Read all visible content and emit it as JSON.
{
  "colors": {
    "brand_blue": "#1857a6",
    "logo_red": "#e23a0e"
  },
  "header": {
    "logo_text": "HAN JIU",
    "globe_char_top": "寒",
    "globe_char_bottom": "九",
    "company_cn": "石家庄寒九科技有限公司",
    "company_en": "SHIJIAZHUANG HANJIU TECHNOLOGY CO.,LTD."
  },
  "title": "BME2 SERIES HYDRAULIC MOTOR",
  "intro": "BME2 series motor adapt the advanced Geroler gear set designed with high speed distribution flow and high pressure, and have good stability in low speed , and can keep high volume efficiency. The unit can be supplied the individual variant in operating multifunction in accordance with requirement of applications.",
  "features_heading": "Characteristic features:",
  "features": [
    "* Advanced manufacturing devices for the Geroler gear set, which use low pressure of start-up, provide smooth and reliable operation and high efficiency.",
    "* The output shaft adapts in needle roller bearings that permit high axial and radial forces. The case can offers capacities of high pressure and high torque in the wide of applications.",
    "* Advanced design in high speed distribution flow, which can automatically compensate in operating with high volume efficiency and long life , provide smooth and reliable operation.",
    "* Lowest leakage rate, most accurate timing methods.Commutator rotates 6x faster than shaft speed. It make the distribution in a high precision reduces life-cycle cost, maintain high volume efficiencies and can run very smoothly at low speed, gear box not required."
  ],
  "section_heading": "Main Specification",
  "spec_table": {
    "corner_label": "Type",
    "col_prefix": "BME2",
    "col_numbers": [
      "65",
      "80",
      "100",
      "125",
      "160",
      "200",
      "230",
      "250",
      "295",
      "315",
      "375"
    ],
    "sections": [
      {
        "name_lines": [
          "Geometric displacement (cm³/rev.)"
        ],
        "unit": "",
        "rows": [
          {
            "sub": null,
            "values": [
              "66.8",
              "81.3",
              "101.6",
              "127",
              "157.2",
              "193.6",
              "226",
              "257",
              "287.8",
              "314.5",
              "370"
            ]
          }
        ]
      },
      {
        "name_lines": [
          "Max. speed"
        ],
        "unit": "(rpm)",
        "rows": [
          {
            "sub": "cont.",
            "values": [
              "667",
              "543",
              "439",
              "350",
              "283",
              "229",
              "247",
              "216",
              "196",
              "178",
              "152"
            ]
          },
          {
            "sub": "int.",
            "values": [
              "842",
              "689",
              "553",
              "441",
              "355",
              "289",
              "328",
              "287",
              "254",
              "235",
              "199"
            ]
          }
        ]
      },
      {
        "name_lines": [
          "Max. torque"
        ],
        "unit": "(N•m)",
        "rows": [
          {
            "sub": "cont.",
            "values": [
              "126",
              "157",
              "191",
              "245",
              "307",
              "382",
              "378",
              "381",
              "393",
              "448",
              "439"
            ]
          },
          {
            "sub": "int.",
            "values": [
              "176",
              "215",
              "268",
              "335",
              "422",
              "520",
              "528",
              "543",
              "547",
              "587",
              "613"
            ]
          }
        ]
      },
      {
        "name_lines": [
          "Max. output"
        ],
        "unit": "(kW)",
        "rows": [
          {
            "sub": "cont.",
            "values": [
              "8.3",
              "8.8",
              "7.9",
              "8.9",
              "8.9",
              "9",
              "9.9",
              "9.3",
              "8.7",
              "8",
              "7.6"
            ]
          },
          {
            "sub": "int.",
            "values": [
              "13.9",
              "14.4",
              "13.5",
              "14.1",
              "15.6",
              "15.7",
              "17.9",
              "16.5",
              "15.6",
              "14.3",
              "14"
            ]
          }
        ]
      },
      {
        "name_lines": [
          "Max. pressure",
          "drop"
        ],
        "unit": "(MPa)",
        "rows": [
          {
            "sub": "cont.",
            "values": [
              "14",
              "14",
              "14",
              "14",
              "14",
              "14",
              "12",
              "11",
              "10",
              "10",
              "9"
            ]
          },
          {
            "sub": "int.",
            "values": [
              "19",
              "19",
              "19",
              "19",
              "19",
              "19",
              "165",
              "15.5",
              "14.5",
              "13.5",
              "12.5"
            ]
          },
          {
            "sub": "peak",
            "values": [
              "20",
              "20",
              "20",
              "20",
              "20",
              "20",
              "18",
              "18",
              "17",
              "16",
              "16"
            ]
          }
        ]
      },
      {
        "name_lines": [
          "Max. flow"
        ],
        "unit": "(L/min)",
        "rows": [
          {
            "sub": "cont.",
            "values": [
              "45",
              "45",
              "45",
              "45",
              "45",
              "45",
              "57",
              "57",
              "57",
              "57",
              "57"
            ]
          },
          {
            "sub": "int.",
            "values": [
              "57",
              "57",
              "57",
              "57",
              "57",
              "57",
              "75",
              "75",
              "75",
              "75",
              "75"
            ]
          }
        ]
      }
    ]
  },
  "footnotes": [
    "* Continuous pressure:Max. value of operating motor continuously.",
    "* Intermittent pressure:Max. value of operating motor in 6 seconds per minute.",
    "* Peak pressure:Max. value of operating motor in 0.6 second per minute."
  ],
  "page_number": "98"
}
_ _ _ _
**The task**
Repeat every entry word for word.

**Complete response**
Read all visible content and emit it as JSON.
{
  "colors": {
    "brand_blue": "#1857a6",
    "logo_red": "#e23a0e"
  },
  "header": {
    "logo_text": "HAN JIU",
    "globe_char_top": "寒",
    "globe_char_bottom": "九",
    "company_cn": "石家庄寒九科技有限公司",
    "company_en": "SHIJIAZHUANG HANJIU TECHNOLOGY CO.,LTD."
  },
  "title": "BME2 SERIES HYDRAULIC MOTOR",
  "intro": "BME2 series motor adapt the advanced Geroler gear set designed with high speed distribution flow and high pressure, and have good stability in low speed , and can keep high volume efficiency. The unit can be supplied the individual variant in operating multifunction in accordance with requirement of applications.",
  "features_heading": "Characteristic features:",
  "features": [
    "* Advanced manufacturing devices for the Geroler gear set, which use low pressure of start-up, provide smooth and reliable operation and high efficiency.",
    "* The output shaft adapts in needle roller bearings that permit high axial and radial forces. The case can offers capacities of high pressure and high torque in the wide of applications.",
    "* Advanced design in high speed distribution flow, which can automatically compensate in operating with high volume efficiency and long life , provide smooth and reliable operation.",
    "* Lowest leakage rate, most accurate timing methods.Commutator rotates 6x faster than shaft speed. It make the distribution in a high precision reduces life-cycle cost, maintain high volume efficiencies and can run very smoothly at low speed, gear box not required."
  ],
  "section_heading": "Main Specification",
  "spec_table": {
    "corner_label": "Type",
    "col_prefix": "BME2",
    "col_numbers": [
      "65",
      "80",
      "100",
      "125",
      "160",
      "200",
      "230",
      "250",
      "295",
      "315",
      "375"
    ],
    "sections": [
      {
        "name_lines": [
          "Geometric displacement (cm³/rev.)"
        ],
        "unit": "",
        "rows": [
          {
            "sub": null,
            "values": [
              "66.8",
              "81.3",
              "101.6",
              "127",
              "157.2",
              "193.6",
              "226",
              "257",
              "287.8",
              "314.5",
              "370"
            ]
          }
        ]
      },
      {
        "name_lines": [
          "Max. speed"
        ],
        "unit": "(rpm)",
        "rows": [
          {
            "sub": "cont.",
            "values": [
              "667",
              "543",
              "439",
              "350",
              "283",
              "229",
              "247",
              "216",
              "196",
              "178",
              "152"
            ]
          },
          {
            "sub": "int.",
            "values": [
              "842",
              "689",
              "553",
              "441",
              "355",
              "289",
              "328",
              "287",
              "254",
              "235",
              "199"
            ]
          }
        ]
      },
      {
        "name_lines": [
          "Max. torque"
        ],
        "unit": "(N•m)",
        "rows": [
          {
            "sub": "cont.",
            "values": [
              "126",
              "157",
              "191",
              "245",
              "307",
              "382",
              "378",
              "381",
              "393",
              "448",
              "439"
            ]
          },
          {
            "sub": "int.",
            "values": [
              "176",
              "215",
              "268",
              "335",
              "422",
              "520",
              "528",
              "543",
              "547",
              "587",
              "613"
            ]
          }
        ]
      },
      {
        "name_lines": [
          "Max. output"
        ],
        "unit": "(kW)",
        "rows": [
          {
            "sub": "cont.",
            "values": [
              "8.3",
              "8.8",
              "7.9",
              "8.9",
              "8.9",
              "9",
              "9.9",
              "9.3",
              "8.7",
              "8",
              "7.6"
            ]
          },
          {
            "sub": "int.",
            "values": [
              "13.9",
              "14.4",
              "13.5",
              "14.1",
              "15.6",
              "15.7",
              "17.9",
              "16.5",
              "15.6",
              "14.3",
              "14"
            ]
          }
        ]
      },
      {
        "name_lines": [
          "Max. pressure",
          "drop"
        ],
        "unit": "(MPa)",
        "rows": [
          {
            "sub": "cont.",
            "values": [
              "14",
              "14",
              "14",
              "14",
              "14",
              "14",
              "12",
              "11",
              "10",
              "10",
              "9"
            ]
          },
          {
            "sub": "int.",
            "values": [
              "19",
              "19",
              "19",
              "19",
              "19",
              "19",
              "165",
              "15.5",
              "14.5",
              "13.5",
              "12.5"
            ]
          },
          {
            "sub": "peak",
            "values": [
              "20",
              "20",
              "20",
              "20",
              "20",
              "20",
              "18",
              "18",
              "17",
              "16",
              "16"
            ]
          }
        ]
      },
      {
        "name_lines": [
          "Max. flow"
        ],
        "unit": "(L/min)",
        "rows": [
          {
            "sub": "cont.",
            "values": [
              "45",
              "45",
              "45",
              "45",
              "45",
              "45",
              "57",
              "57",
              "57",
              "57",
              "57"
            ]
          },
          {
            "sub": "int.",
            "values": [
              "57",
              "57",
              "57",
              "57",
              "57",
              "57",
              "75",
              "75",
              "75",
              "75",
              "75"
            ]
          }
        ]
      }
    ]
  },
  "footnotes": [
    "* Continuous pressure:Max. value of operating motor continuously.",
    "* Intermittent pressure:Max. value of operating motor in 6 seconds per minute.",
    "* Peak pressure:Max. value of operating motor in 0.6 second per minute."
  ],
  "page_number": "98"
}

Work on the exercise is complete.